» Stored records:

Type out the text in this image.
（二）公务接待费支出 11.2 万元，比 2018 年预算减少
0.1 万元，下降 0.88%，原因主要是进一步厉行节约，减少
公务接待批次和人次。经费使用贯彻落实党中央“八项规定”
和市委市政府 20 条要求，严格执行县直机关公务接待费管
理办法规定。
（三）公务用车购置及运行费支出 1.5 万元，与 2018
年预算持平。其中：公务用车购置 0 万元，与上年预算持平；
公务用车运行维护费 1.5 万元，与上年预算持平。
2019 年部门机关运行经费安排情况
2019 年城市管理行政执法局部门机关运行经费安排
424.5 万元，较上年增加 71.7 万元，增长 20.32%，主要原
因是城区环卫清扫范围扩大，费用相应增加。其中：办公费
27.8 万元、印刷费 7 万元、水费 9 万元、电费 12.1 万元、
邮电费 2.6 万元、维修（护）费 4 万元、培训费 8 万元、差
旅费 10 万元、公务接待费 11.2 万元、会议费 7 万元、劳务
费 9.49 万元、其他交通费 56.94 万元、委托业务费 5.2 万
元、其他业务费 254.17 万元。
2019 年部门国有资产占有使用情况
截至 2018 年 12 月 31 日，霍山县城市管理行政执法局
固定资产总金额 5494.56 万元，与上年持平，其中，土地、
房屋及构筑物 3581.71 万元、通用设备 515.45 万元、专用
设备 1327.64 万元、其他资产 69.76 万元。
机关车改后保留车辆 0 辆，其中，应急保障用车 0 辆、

» Written task: Give nothing but the count of lines in the listing above that hold the string "与上年预算持平".

» Response for this exercise: 2